(Excerpts from a figure dataset)

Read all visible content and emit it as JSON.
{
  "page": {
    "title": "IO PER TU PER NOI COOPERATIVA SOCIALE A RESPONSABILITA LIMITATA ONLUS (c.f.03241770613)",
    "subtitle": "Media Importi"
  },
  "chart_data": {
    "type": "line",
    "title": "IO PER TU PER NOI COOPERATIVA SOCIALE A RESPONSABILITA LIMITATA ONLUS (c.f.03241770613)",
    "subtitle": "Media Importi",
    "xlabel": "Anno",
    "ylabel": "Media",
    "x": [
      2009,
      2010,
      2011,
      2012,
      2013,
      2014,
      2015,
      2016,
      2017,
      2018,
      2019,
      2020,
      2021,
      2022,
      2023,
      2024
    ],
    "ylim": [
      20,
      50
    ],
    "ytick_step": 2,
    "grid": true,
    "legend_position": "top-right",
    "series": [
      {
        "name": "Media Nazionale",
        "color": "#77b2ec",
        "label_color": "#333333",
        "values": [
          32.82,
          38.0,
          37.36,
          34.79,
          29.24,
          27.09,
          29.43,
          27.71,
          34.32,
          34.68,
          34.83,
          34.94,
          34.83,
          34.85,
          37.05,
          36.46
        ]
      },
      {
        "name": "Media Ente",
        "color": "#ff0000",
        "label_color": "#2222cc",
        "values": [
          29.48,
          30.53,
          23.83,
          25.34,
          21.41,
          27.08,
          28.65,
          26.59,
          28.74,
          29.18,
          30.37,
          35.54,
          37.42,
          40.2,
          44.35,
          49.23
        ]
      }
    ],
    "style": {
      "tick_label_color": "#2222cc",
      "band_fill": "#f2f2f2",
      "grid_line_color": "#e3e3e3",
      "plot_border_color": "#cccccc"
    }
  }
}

- _What needs to be done_
Copy each record from above exactly, and include every line.

- _Task solution_
Read all visible content and emit it as JSON.
{
  "page": {
    "title": "IO PER TU PER NOI COOPERATIVA SOCIALE A RESPONSABILITA LIMITATA ONLUS (c.f.03241770613)",
    "subtitle": "Media Importi"
  },
  "chart_data": {
    "type": "line",
    "title": "IO PER TU PER NOI COOPERATIVA SOCIALE A RESPONSABILITA LIMITATA ONLUS (c.f.03241770613)",
    "subtitle": "Media Importi",
    "xlabel": "Anno",
    "ylabel": "Media",
    "x": [
      2009,
      2010,
      2011,
      2012,
      2013,
      2014,
      2015,
      2016,
      2017,
      2018,
      2019,
      2020,
      2021,
      2022,
      2023,
      2024
    ],
    "ylim": [
      20,
      50
    ],
    "ytick_step": 2,
    "grid": true,
    "legend_position": "top-right",
    "series": [
      {
        "name": "Media Nazionale",
        "color": "#77b2ec",
        "label_color": "#333333",
        "values": [
          32.82,
          38.0,
          37.36,
          34.79,
          29.24,
          27.09,
          29.43,
          27.71,
          34.32,
          34.68,
          34.83,
          34.94,
          34.83,
          34.85,
          37.05,
          36.46
        ]
      },
      {
        "name": "Media Ente",
        "color": "#ff0000",
        "label_color": "#2222cc",
        "values": [
          29.48,
          30.53,
          23.83,
          25.34,
          21.41,
          27.08,
          28.65,
          26.59,
          28.74,
          29.18,
          30.37,
          35.54,
          37.42,
          40.2,
          44.35,
          49.23
        ]
      }
    ],
    "style": {
      "tick_label_color": "#2222cc",
      "band_fill": "#f2f2f2",
      "grid_line_color": "#e3e3e3",
      "plot_border_color": "#cccccc"
    }
  }
}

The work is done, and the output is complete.